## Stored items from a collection
######

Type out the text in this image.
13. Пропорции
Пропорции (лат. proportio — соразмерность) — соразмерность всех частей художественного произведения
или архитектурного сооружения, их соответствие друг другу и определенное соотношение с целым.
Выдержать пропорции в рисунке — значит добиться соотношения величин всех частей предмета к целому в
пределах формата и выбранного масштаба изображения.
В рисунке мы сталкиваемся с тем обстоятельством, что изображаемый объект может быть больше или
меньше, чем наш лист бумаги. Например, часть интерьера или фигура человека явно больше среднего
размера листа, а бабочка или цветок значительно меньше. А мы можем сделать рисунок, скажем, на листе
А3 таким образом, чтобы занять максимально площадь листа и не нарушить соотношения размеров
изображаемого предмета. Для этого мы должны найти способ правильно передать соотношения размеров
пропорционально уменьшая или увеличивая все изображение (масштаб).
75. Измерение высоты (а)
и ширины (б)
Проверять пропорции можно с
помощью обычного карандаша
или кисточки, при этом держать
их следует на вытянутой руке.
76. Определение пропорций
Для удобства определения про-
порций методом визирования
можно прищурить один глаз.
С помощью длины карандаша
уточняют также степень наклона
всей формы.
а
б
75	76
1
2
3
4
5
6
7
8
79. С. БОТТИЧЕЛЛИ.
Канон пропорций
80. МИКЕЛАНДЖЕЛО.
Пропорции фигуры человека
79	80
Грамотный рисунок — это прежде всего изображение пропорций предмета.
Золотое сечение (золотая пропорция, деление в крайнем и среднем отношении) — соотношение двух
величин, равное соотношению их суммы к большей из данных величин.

######

## AIM OF THE EXERCISE
From the listing above, extract every line exactly as it stands.

## TASK OUTPUT
Type out the text in this image.
13. Пропорции
Пропорции (лат. proportio — соразмерность) — соразмерность всех частей художественного произведения
или архитектурного сооружения, их соответствие друг другу и определенное соотношение с целым.
Выдержать пропорции в рисунке — значит добиться соотношения величин всех частей предмета к целому в
пределах формата и выбранного масштаба изображения.
В рисунке мы сталкиваемся с тем обстоятельством, что изображаемый объект может быть больше или
меньше, чем наш лист бумаги. Например, часть интерьера или фигура человека явно больше среднего
размера листа, а бабочка или цветок значительно меньше. А мы можем сделать рисунок, скажем, на листе
А3 таким образом, чтобы занять максимально площадь листа и не нарушить соотношения размеров
изображаемого предмета. Для этого мы должны найти способ правильно передать соотношения размеров
пропорционально уменьшая или увеличивая все изображение (масштаб).
75. Измерение высоты (а)
и ширины (б)
Проверять пропорции можно с
помощью обычного карандаша
или кисточки, при этом держать
их следует на вытянутой руке.
76. Определение пропорций
Для удобства определения про-
порций методом визирования
можно прищурить один глаз.
С помощью длины карандаша
уточняют также степень наклона
всей формы.
а
б
75	76
1
2
3
4
5
6
7
8
79. С. БОТТИЧЕЛЛИ.
Канон пропорций
80. МИКЕЛАНДЖЕЛО.
Пропорции фигуры человека
79	80
Грамотный рисунок — это прежде всего изображение пропорций предмета.
Золотое сечение (золотая пропорция, деление в крайнем и среднем отношении) — соотношение двух
величин, равное соотношению их суммы к большей из данных величин.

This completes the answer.